— BEGIN —
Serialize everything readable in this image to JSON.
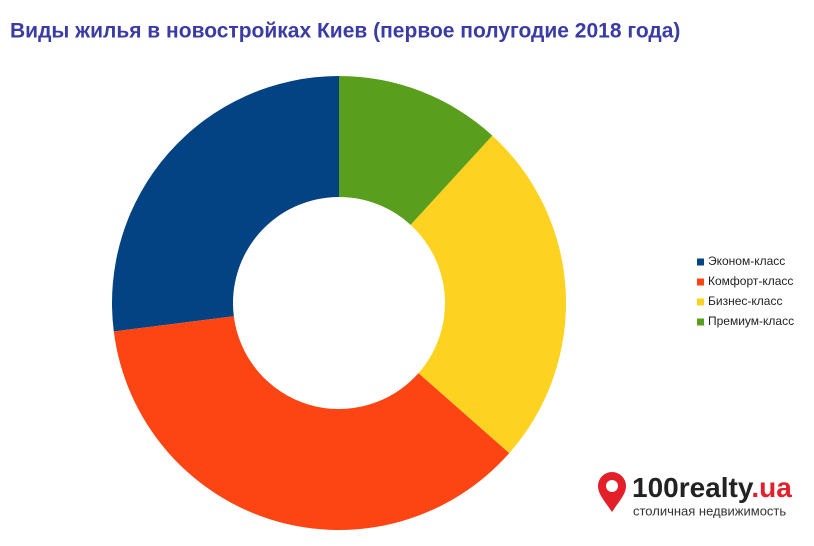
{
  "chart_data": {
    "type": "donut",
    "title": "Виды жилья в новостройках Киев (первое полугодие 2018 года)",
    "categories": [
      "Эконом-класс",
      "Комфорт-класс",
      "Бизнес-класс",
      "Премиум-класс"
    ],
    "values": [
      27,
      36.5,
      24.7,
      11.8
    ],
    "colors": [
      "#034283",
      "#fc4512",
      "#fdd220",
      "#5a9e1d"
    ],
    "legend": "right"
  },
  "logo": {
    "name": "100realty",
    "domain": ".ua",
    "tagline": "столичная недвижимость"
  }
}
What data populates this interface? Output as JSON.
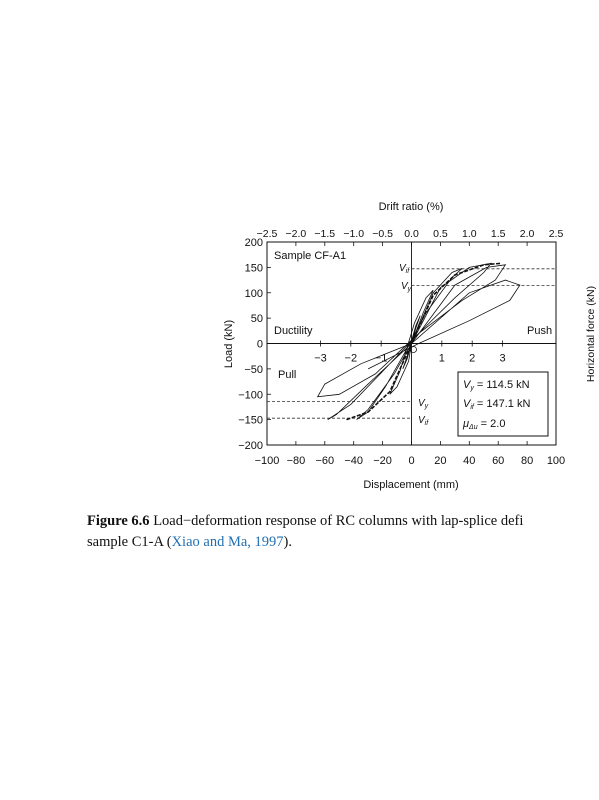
— END —
— BEGIN —
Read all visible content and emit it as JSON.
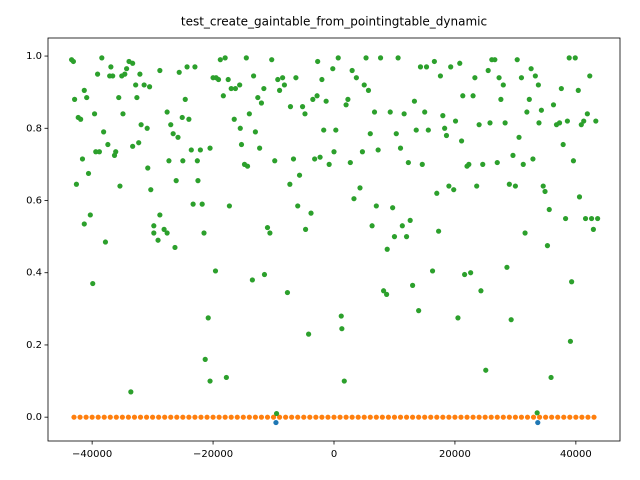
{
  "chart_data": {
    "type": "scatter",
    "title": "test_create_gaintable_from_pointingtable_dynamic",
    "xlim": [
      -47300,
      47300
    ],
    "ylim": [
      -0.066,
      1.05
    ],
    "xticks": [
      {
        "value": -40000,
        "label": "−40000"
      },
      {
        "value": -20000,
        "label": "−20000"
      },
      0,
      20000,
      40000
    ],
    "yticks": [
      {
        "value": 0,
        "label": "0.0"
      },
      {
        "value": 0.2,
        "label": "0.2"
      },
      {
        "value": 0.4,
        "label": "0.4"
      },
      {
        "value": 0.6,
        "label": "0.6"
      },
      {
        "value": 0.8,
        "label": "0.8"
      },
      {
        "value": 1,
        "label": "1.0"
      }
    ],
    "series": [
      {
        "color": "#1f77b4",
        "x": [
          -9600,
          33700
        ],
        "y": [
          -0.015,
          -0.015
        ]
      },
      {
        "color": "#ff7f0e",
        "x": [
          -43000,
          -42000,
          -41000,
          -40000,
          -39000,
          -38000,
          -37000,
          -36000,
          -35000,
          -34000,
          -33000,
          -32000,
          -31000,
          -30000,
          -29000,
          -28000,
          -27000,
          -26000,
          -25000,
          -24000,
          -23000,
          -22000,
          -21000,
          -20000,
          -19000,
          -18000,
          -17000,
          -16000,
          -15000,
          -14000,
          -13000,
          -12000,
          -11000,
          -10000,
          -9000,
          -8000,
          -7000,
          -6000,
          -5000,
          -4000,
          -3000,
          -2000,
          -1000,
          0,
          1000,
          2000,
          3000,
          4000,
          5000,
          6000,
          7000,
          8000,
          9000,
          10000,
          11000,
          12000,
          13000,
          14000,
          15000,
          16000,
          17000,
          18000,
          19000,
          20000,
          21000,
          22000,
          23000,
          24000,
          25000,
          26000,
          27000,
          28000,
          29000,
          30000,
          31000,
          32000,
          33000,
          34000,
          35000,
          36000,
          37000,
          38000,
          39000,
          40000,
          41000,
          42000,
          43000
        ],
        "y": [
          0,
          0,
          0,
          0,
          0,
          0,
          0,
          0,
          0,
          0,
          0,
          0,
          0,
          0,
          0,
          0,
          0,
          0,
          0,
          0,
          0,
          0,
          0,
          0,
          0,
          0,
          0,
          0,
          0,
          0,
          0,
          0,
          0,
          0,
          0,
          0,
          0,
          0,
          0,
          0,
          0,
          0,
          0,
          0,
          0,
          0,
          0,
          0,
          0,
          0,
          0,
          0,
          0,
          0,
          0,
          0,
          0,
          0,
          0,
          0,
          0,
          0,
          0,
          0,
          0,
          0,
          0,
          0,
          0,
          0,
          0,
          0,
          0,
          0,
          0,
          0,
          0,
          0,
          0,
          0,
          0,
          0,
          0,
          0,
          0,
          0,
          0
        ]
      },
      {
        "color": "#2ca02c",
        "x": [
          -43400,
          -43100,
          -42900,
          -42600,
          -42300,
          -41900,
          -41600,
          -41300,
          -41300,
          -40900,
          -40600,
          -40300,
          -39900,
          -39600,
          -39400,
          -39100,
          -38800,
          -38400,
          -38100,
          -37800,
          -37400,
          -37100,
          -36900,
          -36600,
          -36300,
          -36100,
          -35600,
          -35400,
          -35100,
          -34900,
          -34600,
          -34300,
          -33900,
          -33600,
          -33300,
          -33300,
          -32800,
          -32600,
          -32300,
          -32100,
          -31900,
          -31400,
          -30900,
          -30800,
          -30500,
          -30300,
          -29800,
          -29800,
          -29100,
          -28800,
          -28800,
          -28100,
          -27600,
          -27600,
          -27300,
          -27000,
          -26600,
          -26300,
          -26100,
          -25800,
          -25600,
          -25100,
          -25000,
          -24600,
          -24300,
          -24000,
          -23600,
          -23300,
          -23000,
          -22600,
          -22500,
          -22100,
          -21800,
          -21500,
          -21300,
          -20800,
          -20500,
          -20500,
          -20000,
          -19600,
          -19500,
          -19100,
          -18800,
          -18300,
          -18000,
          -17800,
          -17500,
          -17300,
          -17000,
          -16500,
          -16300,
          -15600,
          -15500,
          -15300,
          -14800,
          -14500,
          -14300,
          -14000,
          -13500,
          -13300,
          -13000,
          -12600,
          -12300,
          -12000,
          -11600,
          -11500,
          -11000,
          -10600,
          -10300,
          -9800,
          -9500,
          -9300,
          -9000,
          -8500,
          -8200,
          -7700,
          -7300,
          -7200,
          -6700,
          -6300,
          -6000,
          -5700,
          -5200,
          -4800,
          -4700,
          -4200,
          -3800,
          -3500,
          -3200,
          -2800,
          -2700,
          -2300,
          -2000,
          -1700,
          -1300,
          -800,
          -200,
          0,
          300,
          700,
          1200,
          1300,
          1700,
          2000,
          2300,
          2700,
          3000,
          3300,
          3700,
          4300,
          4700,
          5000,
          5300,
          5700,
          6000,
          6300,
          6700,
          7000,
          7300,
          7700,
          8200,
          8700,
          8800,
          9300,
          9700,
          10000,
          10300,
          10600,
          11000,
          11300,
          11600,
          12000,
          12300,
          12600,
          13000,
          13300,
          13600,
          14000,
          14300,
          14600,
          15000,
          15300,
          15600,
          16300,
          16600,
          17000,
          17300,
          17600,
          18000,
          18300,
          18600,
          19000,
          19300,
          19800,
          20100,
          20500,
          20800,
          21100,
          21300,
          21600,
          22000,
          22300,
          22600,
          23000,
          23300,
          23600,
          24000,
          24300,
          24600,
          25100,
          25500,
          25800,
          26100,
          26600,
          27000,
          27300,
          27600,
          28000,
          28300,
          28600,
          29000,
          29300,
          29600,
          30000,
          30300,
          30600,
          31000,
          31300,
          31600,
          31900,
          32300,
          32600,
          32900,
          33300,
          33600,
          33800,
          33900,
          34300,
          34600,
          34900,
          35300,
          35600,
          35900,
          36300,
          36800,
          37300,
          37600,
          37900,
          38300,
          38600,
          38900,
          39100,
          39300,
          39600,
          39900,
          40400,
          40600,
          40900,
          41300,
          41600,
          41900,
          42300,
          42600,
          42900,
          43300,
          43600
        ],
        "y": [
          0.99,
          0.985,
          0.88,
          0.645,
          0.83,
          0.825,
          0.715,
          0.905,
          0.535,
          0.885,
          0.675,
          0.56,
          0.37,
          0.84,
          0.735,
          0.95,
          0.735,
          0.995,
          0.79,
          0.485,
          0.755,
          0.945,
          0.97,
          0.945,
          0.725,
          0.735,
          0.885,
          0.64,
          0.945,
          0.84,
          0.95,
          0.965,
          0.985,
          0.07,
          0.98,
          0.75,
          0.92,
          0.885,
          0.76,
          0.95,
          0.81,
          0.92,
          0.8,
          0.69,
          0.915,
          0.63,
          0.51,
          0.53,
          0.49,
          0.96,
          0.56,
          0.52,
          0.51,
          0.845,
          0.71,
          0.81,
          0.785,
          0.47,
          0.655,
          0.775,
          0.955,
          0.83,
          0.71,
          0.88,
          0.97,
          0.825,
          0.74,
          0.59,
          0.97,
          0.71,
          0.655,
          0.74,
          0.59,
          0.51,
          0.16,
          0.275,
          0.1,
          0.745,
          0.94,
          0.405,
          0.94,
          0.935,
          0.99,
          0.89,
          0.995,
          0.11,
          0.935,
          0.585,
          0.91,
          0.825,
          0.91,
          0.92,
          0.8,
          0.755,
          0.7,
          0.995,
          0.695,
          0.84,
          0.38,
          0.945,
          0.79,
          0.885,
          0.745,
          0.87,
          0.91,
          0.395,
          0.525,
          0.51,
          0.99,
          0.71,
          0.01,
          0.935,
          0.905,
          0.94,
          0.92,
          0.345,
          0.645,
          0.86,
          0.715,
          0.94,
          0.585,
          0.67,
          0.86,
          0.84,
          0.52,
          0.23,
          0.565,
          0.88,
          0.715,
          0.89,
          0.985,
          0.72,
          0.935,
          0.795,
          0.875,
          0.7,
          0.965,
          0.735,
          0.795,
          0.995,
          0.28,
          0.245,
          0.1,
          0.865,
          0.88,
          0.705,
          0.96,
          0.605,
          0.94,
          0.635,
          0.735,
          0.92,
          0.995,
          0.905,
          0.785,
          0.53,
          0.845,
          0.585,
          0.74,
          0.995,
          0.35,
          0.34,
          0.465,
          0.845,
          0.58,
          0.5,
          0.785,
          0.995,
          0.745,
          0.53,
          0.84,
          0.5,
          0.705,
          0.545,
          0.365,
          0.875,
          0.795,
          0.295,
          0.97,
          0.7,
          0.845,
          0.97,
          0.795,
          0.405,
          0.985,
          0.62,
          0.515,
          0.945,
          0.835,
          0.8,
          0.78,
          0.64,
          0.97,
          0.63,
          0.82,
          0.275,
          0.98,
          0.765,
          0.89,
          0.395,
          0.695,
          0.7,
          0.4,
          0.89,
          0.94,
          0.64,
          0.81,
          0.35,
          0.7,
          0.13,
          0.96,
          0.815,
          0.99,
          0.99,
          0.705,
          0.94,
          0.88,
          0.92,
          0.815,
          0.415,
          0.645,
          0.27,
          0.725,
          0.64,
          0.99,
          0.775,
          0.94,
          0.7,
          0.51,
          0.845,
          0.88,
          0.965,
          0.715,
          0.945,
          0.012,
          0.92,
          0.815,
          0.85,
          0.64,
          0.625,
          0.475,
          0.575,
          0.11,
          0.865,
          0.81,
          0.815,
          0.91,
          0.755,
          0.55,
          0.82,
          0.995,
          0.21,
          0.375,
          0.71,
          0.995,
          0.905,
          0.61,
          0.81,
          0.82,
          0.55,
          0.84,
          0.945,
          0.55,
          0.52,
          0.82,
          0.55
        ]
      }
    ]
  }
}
— END —
— BEGIN —
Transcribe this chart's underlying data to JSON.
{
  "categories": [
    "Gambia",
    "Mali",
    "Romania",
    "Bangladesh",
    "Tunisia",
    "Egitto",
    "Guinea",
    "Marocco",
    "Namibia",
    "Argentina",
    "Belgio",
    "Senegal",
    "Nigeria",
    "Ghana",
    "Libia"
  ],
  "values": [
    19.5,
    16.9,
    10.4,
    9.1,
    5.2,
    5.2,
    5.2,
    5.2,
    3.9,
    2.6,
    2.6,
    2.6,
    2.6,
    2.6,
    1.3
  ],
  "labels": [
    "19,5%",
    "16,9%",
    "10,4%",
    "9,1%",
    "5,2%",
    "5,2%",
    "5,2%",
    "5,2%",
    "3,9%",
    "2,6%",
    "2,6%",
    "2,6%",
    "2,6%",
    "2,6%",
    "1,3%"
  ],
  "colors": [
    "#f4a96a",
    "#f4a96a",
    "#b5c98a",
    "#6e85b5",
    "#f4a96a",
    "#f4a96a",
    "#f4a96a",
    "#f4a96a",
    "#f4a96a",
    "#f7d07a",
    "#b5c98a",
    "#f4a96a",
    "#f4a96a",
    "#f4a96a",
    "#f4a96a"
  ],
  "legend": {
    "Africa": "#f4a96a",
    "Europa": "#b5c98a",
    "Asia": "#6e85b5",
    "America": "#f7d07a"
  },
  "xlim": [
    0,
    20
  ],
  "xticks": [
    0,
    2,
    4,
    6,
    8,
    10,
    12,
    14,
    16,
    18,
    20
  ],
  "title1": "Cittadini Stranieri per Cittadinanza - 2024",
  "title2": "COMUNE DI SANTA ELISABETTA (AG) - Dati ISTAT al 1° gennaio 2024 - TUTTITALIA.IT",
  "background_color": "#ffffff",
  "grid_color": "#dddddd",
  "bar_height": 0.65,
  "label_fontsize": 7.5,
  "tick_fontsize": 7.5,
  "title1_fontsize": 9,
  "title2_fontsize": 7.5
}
— END —
• _Exercise instructions_
Repeat the lines between those holding "Serialize everything readable" and "What data populates", inclusive. Pictures stay out.

• _In response_
Serialize everything readable in this image to JSON.
{
  "chart_data": {
    "type": "donut",
    "title": "Виды жилья в новостройках Киев (первое полугодие 2018 года)",
    "categories": [
      "Эконом-класс",
      "Комфорт-класс",
      "Бизнес-класс",
      "Премиум-класс"
    ],
    "values": [
      27,
      36.5,
      24.7,
      11.8
    ],
    "colors": [
      "#034283",
      "#fc4512",
      "#fdd220",
      "#5a9e1d"
    ],
    "legend": "right"
  },
  "logo": {
    "name": "100realty",
    "domain": ".ua",
    "tagline": "столичная недвижимость"
  }
}
What data populates this interface? Output as JSON.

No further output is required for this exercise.